• _Task brief_
Find all lines in the records that include the word "around", and copy them out.

• _Data section_
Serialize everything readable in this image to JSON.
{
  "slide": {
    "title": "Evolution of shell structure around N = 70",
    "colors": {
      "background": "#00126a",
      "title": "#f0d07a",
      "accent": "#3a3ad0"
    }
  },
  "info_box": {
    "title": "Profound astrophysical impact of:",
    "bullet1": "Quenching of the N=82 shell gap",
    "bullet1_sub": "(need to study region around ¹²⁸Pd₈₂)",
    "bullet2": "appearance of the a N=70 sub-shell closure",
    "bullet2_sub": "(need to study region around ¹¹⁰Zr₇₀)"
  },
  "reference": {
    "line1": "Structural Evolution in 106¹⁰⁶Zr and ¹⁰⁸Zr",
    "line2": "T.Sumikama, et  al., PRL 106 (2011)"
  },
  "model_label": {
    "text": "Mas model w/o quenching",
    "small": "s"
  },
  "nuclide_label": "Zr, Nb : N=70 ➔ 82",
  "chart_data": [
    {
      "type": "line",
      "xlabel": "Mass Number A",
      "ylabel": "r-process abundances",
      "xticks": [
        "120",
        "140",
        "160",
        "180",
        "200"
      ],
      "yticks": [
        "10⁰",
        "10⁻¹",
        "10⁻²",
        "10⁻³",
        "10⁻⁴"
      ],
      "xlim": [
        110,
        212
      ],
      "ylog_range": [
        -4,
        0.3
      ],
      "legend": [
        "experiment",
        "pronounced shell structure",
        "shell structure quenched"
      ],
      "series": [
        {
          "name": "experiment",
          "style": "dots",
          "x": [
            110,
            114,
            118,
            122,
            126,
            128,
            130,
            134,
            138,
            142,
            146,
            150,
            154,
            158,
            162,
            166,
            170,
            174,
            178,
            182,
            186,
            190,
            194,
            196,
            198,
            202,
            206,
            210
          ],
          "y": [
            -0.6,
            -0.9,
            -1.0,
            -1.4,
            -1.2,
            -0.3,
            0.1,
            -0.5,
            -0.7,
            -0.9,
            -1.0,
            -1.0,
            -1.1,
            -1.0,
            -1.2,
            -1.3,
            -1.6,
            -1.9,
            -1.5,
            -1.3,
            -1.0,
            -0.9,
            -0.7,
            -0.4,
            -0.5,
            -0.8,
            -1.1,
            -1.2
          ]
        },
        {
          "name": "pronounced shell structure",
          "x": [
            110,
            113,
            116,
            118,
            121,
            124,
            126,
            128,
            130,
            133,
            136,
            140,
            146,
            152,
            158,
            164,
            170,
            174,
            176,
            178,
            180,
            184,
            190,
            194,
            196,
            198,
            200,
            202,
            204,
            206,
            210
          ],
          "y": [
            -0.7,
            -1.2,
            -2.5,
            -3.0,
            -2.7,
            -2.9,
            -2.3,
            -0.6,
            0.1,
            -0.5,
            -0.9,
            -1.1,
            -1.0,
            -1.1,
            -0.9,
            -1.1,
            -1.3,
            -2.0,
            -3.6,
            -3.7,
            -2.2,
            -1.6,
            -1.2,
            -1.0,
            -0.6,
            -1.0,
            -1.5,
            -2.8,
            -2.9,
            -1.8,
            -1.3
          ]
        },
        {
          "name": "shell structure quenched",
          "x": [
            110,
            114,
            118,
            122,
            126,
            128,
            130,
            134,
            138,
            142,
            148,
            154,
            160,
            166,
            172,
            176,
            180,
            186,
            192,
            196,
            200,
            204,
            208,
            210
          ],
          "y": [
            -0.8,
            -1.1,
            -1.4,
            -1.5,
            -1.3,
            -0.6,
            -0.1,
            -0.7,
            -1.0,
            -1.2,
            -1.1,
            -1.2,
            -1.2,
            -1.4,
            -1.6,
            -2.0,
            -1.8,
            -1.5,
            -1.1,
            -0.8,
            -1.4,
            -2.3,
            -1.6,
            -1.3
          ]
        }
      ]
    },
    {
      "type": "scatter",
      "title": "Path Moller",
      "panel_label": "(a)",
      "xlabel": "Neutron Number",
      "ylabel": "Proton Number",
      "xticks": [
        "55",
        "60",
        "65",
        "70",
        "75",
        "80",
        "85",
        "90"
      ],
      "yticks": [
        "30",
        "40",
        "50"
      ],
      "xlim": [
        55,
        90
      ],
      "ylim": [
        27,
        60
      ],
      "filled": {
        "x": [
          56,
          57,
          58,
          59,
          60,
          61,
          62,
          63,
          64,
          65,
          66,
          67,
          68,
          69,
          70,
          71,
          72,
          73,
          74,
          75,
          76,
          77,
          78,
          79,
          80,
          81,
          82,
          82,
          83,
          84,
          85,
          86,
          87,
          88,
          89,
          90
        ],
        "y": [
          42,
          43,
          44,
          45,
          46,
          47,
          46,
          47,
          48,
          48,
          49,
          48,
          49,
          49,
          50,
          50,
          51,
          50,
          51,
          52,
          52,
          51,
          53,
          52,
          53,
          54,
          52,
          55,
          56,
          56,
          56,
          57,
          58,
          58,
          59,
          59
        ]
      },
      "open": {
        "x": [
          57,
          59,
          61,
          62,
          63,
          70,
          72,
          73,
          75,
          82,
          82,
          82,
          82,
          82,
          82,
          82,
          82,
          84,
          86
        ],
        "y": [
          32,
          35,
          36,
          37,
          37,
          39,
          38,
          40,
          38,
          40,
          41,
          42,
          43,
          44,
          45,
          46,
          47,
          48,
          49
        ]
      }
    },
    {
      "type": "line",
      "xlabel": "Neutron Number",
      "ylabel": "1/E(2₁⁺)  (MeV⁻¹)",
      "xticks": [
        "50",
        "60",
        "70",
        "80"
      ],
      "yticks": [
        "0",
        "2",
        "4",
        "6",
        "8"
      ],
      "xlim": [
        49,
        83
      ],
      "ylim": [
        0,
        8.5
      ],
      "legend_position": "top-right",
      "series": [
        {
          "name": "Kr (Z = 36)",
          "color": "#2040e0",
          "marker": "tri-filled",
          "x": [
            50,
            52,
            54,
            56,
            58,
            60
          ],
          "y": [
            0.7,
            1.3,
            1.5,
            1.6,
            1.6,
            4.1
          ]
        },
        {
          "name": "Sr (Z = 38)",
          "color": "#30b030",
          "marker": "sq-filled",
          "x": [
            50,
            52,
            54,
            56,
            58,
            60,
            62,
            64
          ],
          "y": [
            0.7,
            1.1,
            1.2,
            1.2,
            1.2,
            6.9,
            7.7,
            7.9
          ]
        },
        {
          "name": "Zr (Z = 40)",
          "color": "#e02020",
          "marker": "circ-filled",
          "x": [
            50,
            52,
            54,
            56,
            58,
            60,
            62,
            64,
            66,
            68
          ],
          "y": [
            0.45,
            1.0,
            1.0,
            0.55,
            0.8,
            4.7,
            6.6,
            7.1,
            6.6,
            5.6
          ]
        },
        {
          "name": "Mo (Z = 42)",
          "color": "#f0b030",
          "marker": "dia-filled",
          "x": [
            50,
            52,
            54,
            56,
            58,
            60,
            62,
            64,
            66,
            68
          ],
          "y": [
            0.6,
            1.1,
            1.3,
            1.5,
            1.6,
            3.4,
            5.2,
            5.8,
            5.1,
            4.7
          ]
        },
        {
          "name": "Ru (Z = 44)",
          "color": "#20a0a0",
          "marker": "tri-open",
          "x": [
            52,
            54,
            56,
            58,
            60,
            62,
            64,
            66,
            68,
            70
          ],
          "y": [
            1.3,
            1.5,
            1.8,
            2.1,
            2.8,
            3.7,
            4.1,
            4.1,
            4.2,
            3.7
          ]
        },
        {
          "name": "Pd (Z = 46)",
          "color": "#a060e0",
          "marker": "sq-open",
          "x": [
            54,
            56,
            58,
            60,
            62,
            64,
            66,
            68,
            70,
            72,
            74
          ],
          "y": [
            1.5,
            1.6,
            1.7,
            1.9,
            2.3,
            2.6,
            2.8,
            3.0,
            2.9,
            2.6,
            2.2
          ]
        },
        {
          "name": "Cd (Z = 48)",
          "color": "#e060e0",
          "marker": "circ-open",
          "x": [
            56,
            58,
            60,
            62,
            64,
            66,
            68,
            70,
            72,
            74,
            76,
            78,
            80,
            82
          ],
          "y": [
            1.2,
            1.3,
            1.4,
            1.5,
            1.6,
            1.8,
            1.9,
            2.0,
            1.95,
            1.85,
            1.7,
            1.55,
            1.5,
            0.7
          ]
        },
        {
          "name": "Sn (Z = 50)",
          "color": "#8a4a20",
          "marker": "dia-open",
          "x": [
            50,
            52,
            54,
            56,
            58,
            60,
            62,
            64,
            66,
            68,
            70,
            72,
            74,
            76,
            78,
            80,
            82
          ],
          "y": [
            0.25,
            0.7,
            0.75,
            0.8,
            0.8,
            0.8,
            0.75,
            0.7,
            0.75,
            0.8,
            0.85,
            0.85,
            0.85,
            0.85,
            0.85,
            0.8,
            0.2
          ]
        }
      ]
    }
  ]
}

• _Written solution_
    "title": "Evolution of shell structure around N = 70",
    "bullet1_sub": "(need to study region around ¹²⁸Pd₈₂)",
    "bullet2_sub": "(need to study region around ¹¹⁰Zr₇₀)"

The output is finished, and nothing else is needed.